## [EXERCISE OBJECTIVE]
Type out all the records word for word. Any pictures are to be left out.

──────

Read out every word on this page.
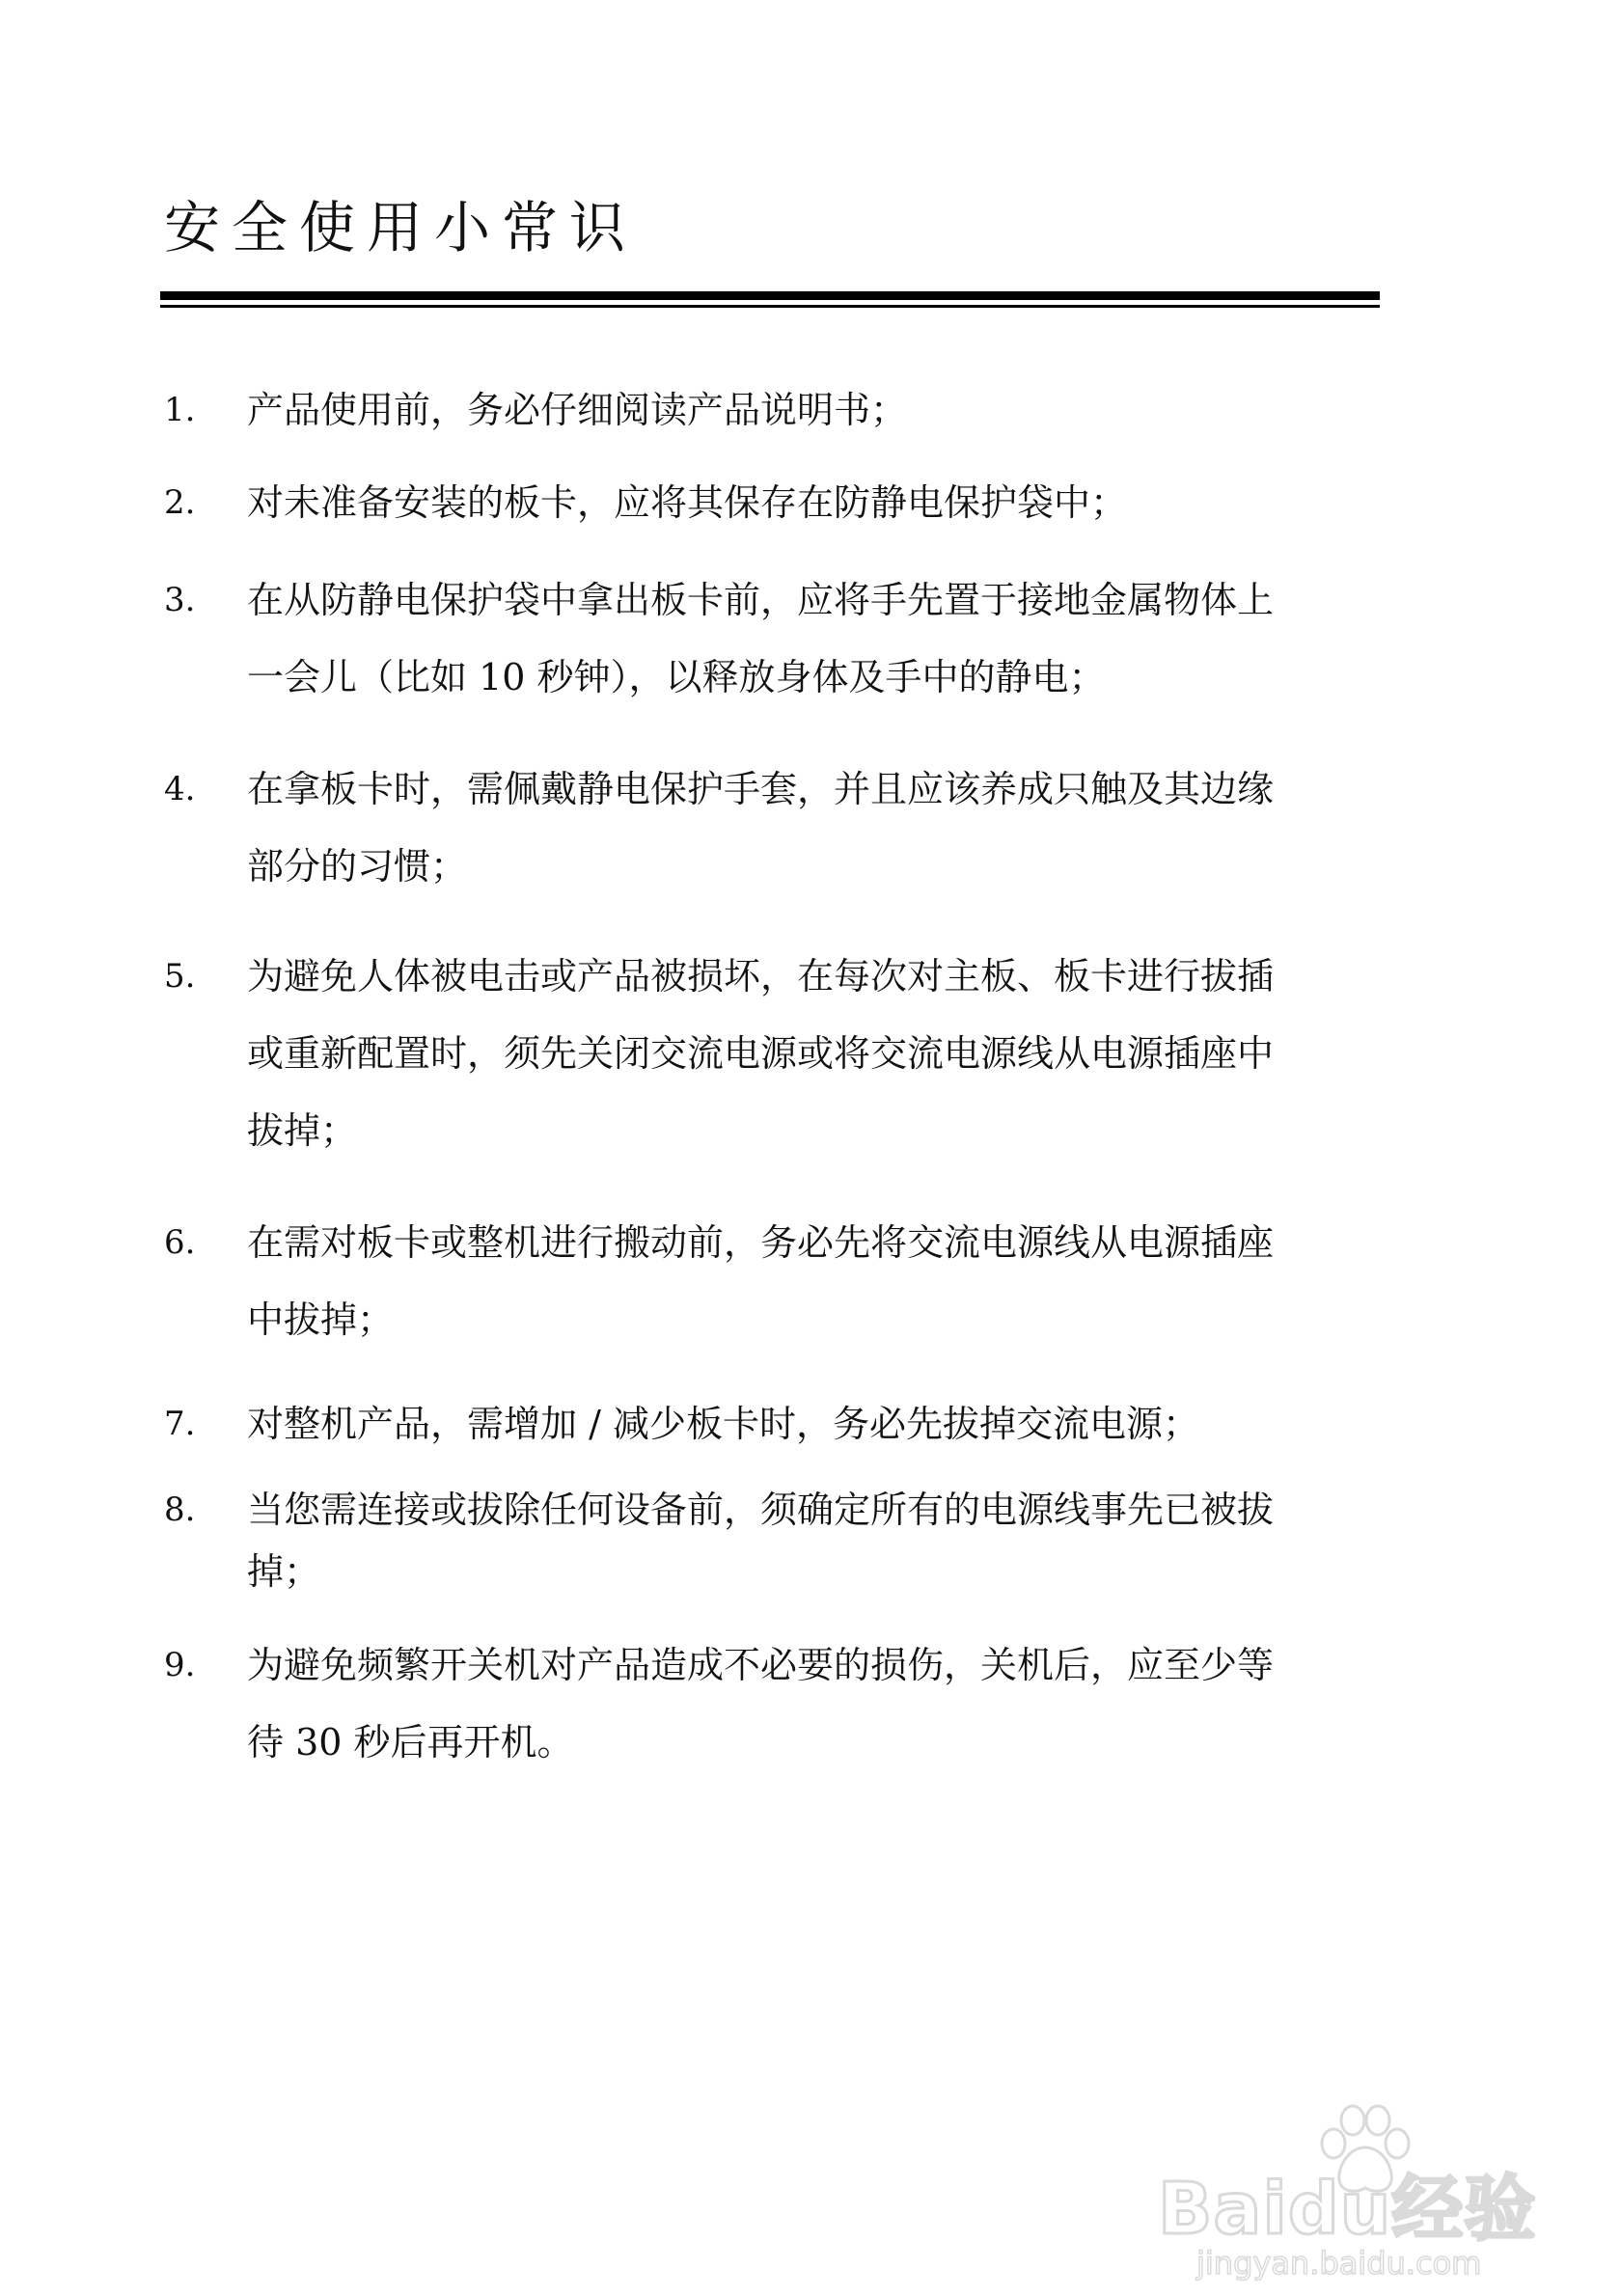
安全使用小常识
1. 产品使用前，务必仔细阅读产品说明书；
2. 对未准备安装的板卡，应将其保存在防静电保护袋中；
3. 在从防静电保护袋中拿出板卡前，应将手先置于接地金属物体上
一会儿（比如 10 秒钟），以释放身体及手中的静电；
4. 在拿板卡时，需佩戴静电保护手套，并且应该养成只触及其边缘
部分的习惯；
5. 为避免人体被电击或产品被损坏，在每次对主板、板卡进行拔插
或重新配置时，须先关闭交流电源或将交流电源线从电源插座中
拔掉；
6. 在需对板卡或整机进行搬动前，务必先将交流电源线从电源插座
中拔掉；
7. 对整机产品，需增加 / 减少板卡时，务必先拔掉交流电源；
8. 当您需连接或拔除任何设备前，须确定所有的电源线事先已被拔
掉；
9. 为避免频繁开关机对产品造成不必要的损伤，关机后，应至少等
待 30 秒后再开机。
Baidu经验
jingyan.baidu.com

──────

## [RESULT]
Read out every word on this page.
安全使用小常识
1. 产品使用前，务必仔细阅读产品说明书；
2. 对未准备安装的板卡，应将其保存在防静电保护袋中；
3. 在从防静电保护袋中拿出板卡前，应将手先置于接地金属物体上
一会儿（比如 10 秒钟），以释放身体及手中的静电；
4. 在拿板卡时，需佩戴静电保护手套，并且应该养成只触及其边缘
部分的习惯；
5. 为避免人体被电击或产品被损坏，在每次对主板、板卡进行拔插
或重新配置时，须先关闭交流电源或将交流电源线从电源插座中
拔掉；
6. 在需对板卡或整机进行搬动前，务必先将交流电源线从电源插座
中拔掉；
7. 对整机产品，需增加 / 减少板卡时，务必先拔掉交流电源；
8. 当您需连接或拔除任何设备前，须确定所有的电源线事先已被拔
掉；
9. 为避免频繁开关机对产品造成不必要的损伤，关机后，应至少等
待 30 秒后再开机。
Baidu经验
jingyan.baidu.com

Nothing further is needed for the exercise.